| WHAT IS BEING ASKED |
Locate every line in the records below that holds the word "МБОУ" and return each one.

○ ○ ○ ○ ○

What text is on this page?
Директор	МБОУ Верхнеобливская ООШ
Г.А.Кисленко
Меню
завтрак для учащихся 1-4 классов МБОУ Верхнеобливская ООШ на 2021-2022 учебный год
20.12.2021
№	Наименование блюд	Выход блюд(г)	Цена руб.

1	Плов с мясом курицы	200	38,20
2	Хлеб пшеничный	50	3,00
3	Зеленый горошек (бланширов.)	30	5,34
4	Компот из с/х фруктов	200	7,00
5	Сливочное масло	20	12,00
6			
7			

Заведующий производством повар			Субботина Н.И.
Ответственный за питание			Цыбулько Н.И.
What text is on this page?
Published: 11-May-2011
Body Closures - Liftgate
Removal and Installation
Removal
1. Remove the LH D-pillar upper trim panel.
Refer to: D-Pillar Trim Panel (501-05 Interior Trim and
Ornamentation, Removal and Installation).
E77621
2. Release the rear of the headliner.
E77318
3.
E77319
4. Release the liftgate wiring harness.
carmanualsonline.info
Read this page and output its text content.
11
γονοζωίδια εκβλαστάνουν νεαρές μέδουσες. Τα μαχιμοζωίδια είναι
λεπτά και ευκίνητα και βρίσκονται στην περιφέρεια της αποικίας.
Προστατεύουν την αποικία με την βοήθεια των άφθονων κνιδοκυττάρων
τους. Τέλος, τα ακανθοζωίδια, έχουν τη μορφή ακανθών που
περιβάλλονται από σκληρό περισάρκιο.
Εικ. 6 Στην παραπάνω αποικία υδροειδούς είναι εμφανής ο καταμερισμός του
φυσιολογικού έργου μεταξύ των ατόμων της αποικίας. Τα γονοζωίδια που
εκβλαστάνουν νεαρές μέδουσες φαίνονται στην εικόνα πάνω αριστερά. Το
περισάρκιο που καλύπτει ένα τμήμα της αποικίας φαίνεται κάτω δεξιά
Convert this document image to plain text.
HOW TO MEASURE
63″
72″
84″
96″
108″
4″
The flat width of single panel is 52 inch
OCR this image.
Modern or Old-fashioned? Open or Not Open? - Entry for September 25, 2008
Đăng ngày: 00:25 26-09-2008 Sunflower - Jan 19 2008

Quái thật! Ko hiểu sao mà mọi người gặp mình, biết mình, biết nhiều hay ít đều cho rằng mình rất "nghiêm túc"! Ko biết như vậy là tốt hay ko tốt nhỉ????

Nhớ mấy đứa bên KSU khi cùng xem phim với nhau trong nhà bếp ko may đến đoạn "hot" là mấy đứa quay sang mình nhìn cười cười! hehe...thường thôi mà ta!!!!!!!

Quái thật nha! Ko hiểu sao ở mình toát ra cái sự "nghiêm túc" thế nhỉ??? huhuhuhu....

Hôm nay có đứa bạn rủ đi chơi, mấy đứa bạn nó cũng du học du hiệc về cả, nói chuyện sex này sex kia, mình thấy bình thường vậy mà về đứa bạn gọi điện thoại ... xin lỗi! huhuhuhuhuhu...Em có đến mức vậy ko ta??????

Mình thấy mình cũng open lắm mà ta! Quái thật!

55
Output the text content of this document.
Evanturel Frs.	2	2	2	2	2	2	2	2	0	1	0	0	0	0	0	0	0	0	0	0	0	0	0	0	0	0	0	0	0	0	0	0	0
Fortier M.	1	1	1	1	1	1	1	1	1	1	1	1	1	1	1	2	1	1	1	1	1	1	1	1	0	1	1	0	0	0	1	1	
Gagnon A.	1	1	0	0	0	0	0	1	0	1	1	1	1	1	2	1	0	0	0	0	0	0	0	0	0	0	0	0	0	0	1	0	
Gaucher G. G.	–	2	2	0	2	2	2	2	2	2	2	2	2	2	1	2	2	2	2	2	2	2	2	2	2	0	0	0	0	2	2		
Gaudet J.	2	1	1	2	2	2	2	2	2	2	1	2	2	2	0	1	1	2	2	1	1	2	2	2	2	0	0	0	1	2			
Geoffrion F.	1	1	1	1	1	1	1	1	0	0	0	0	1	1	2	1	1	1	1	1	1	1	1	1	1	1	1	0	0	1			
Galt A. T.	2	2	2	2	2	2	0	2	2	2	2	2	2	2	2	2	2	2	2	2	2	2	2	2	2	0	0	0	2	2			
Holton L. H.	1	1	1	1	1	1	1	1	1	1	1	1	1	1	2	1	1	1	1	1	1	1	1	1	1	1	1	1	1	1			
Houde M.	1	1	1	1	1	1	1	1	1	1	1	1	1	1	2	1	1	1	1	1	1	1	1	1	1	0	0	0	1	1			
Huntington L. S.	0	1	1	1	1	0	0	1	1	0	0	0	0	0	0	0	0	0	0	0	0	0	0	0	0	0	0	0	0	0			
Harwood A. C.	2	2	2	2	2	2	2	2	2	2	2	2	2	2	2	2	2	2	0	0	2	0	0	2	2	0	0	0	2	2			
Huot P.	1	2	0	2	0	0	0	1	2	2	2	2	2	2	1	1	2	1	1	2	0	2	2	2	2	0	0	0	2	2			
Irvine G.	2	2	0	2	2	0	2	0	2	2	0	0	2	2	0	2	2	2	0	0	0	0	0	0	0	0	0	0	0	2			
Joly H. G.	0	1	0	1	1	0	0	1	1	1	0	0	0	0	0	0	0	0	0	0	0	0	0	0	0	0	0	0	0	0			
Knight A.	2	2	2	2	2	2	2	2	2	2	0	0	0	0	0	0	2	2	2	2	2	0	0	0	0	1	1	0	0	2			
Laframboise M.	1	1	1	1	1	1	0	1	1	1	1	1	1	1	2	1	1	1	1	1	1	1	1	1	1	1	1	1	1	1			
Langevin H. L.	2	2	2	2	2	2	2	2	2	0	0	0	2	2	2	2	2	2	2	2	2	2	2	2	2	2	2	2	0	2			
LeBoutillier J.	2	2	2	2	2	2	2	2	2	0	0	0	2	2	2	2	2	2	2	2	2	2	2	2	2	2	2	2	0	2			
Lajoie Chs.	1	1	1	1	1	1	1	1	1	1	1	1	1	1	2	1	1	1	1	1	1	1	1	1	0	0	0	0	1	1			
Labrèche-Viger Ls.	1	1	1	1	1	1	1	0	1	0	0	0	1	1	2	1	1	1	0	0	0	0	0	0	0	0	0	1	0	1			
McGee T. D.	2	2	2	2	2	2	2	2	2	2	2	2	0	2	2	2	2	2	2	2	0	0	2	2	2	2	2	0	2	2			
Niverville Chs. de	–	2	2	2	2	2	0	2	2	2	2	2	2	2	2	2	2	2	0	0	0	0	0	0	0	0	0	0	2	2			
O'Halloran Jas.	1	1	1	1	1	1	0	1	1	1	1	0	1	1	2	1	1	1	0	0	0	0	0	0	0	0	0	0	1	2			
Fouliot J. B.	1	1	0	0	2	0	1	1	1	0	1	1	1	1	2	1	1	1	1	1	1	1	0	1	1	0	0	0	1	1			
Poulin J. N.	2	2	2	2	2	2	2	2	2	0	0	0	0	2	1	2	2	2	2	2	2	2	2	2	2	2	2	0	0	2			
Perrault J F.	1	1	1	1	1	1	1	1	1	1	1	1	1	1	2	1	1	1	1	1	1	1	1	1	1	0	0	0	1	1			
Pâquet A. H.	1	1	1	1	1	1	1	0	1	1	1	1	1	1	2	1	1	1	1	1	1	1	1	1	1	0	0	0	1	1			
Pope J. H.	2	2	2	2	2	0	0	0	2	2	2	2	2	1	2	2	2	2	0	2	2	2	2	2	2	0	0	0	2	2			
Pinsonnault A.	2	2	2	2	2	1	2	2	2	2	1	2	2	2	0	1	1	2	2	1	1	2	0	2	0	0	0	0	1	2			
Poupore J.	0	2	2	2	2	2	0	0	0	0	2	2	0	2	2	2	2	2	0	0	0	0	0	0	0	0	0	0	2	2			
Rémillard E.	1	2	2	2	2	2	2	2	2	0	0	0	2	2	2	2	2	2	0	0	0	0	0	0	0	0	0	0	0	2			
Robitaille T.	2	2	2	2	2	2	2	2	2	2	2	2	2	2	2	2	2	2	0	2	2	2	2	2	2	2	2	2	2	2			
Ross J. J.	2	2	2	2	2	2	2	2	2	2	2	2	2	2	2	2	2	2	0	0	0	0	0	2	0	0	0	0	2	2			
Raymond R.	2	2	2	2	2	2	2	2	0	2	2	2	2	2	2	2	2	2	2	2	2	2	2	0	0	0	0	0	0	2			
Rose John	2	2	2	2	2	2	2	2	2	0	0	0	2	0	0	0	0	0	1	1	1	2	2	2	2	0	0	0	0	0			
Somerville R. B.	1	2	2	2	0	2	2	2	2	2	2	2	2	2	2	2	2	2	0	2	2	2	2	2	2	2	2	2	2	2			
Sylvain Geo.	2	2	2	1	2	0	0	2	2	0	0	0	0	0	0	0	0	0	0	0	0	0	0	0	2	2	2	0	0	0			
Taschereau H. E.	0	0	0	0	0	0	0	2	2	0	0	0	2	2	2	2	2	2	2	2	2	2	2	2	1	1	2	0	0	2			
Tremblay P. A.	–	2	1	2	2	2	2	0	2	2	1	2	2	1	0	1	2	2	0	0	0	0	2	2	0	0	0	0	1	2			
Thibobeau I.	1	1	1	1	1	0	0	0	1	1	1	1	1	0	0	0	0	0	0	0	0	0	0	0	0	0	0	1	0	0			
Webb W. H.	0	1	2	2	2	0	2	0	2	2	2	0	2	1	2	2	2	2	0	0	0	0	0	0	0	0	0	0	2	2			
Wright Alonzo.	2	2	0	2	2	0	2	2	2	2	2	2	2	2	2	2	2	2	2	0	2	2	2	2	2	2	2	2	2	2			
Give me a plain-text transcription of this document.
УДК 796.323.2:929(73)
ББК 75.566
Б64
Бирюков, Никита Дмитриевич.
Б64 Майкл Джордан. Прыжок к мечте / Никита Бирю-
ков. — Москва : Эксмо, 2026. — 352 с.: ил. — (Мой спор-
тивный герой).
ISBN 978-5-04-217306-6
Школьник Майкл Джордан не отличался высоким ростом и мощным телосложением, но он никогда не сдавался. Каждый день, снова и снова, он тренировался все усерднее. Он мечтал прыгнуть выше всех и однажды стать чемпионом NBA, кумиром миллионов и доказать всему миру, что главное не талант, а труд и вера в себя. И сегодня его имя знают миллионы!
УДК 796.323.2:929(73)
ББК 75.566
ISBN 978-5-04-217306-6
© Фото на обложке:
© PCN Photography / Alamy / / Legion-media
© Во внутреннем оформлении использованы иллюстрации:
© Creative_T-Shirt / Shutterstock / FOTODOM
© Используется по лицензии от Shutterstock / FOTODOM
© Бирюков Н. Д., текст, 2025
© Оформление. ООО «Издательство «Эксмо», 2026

○ ○ ○ ○ ○

| RESULT |
Директор	МБОУ Верхнеобливская ООШ
завтрак для учащихся 1-4 классов МБОУ Верхнеобливская ООШ на 2021-2022 учебный год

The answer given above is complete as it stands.